▶ [WORK TASK 1] Decide whether each statement below agrees with the toxoplasmosis encephalitis text, answering yes or no and quoting the text's deciding words. (a) MRI with contrast detects multiple lesions better than CT. (b) The condition typically develops in patients with CD4 counts above 200/μL. (c) Pyrimethamine is given at 200 mg daily for 6 weeks.
▶ [WORK TASK 2] Write the next part of the toxoplasmosis encephalitis text, picking up after its last sentence on antimicrobial therapy.

What are the typical clinical features, diagnostic findings, and treatment for toxoplasmosis encephalitis?
Toxoplasmosis encephalitis typically develops in patients with CD4 <200/μL and presents with focal neurologic signs that vary with the location of the protozoal abscess.
However, it may also present with meningismus with fever, headache, and nuchal rigidity.
What are the diagnostic findings of Toxoplasmosis Encephalitis?
Workup usually begins with neuroimaging, with MRI with contrast being more sensitive than CT for detection of multiple lesions.
Characteristic imaging findings are multiple ring-enhancing lesions with mass effect, similar to a variety of other CNS infections and tumors.
Diagnosis can be confirmed with serum antitoxoplasma IgG antibodies as well as PCR of the CSF.
Ancillary imaging such as thallium SPECT (single-photon emission computed tomography), perfusion MRI, or MR spectroscopy may help distinguish toxoplasma encephalitis from PCNSL.
How is Toxoplasmosis Encephalitis treated?
Antimicrobial therapy typically involves induction with sulfadiazine 1500 mg four times daily and pyrimethamine 200 mg load followed by 75 mg daily for 6 weeks.

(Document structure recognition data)
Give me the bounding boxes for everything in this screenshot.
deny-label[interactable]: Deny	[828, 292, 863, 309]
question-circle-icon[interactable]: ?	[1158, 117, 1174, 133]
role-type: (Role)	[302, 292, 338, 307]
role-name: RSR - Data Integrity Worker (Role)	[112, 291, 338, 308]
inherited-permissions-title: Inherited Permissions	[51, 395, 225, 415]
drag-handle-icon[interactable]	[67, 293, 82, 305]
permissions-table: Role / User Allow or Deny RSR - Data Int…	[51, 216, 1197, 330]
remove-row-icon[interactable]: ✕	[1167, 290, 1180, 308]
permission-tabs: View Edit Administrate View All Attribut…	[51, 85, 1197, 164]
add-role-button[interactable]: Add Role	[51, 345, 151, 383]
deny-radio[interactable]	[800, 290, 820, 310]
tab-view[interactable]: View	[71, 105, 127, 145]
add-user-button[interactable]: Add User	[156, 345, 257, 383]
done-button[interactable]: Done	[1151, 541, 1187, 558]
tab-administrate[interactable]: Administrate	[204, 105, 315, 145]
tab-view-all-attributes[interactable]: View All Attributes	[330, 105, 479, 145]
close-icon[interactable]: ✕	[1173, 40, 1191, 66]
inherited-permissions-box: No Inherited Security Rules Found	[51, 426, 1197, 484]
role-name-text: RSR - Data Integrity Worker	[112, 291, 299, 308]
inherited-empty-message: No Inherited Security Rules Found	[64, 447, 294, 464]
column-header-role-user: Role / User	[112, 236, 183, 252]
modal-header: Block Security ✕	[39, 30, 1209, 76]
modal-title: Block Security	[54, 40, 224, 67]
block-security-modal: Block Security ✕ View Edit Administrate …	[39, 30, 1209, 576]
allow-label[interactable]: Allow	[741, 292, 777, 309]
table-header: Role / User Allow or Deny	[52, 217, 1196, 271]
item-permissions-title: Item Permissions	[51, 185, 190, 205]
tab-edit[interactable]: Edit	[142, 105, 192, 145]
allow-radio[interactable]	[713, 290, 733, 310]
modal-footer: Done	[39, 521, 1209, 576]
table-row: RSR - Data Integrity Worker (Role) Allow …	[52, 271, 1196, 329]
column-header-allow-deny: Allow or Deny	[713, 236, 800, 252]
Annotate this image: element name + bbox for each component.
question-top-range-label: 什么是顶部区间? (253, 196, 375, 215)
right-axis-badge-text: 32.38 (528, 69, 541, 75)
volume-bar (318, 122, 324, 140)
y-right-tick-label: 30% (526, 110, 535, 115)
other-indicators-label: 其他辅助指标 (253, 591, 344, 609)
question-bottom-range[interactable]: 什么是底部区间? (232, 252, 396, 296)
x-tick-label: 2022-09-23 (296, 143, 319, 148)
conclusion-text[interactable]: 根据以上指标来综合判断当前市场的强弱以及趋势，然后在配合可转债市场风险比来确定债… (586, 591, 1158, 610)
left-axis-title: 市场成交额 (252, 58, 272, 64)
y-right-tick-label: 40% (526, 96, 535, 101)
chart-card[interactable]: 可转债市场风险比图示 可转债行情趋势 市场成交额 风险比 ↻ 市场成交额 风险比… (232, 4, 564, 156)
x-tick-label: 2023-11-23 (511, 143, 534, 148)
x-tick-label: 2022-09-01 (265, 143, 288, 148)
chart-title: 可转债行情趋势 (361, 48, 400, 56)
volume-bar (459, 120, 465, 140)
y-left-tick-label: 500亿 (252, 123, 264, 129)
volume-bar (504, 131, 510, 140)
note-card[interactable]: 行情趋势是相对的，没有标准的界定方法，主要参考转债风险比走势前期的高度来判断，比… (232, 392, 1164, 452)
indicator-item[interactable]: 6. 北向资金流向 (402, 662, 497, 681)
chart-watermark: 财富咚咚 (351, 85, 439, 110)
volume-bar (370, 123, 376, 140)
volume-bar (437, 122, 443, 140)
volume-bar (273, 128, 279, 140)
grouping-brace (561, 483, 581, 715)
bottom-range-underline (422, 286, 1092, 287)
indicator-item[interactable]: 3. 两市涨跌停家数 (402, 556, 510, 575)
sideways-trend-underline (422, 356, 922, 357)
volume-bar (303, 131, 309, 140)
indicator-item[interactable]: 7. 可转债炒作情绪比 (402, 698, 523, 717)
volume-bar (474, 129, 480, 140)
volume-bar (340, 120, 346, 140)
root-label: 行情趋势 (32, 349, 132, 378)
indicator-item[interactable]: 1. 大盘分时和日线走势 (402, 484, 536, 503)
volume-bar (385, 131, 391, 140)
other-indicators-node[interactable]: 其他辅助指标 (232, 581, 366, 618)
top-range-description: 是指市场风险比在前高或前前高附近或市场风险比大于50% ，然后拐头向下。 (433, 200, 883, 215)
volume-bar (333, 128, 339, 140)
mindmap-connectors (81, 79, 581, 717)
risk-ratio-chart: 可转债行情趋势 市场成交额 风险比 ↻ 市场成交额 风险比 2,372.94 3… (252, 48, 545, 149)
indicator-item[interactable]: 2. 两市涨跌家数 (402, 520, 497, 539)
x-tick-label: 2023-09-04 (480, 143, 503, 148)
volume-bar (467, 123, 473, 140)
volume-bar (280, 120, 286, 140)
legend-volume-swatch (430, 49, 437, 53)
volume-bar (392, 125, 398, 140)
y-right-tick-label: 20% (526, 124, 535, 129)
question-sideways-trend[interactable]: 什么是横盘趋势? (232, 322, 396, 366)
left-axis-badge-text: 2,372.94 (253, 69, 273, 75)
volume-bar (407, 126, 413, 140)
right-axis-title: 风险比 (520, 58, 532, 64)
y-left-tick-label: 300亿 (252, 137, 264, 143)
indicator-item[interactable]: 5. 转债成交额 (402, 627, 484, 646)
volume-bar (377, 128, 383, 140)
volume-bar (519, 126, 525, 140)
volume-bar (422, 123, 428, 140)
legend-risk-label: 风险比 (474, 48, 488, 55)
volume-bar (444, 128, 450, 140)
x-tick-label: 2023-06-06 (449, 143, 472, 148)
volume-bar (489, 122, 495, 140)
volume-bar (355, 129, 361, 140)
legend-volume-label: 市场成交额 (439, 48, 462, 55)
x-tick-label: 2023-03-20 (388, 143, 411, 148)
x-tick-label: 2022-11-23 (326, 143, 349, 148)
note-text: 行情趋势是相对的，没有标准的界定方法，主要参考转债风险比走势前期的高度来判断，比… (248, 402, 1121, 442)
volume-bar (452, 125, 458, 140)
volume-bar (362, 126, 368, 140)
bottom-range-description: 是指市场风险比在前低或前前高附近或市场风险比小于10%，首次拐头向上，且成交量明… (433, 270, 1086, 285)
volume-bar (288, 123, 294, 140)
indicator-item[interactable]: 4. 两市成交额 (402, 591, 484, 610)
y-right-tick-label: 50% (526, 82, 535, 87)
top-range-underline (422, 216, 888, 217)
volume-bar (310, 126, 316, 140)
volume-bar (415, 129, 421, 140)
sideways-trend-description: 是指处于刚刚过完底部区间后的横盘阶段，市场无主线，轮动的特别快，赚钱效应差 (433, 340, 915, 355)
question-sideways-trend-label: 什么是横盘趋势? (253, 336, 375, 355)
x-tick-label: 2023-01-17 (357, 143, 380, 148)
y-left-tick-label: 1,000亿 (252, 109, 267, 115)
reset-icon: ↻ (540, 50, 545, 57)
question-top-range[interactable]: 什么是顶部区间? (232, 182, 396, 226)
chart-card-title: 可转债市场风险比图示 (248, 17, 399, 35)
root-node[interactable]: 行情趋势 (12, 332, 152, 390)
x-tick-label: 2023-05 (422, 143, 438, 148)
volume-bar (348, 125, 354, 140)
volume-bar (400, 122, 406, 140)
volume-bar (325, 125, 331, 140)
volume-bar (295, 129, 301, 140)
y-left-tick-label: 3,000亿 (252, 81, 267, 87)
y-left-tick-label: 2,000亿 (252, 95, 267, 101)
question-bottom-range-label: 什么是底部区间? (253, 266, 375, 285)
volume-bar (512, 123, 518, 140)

▶ [RESPONSE BOX 1]
(a) Yes: "MRI with contrast being more sensitive than CT for detection of multiple lesions."
(b) No: "Toxoplasmosis encephalitis typically develops in patients with CD4 <200/μL."
(c) No: "pyrimethamine 200 mg load followed by 75 mg daily for 6 weeks."

▶ [RESPONSE BOX 2]
Patients are then transitioned to maintenance therapy with one-half the dose of sulfadiazine and pyrimethamine until the patient has maintained CD4 >200/μL for at least 6 months.
Leucovorin is coadministered to avoid pyrimethamine-induced hematologic toxicity.
In the proper clinical context with consistent neuroimaging findings, patients should receive empiric treatment for 2 weeks with the antitoxoplasma regimen followed by repeat MRI brain with contrast to look for reduction in lesion size.
If there is no treatment response after 2 weeks, the differential diagnosis should be reconsidered and a brain biopsy considered for definitive diagnosis.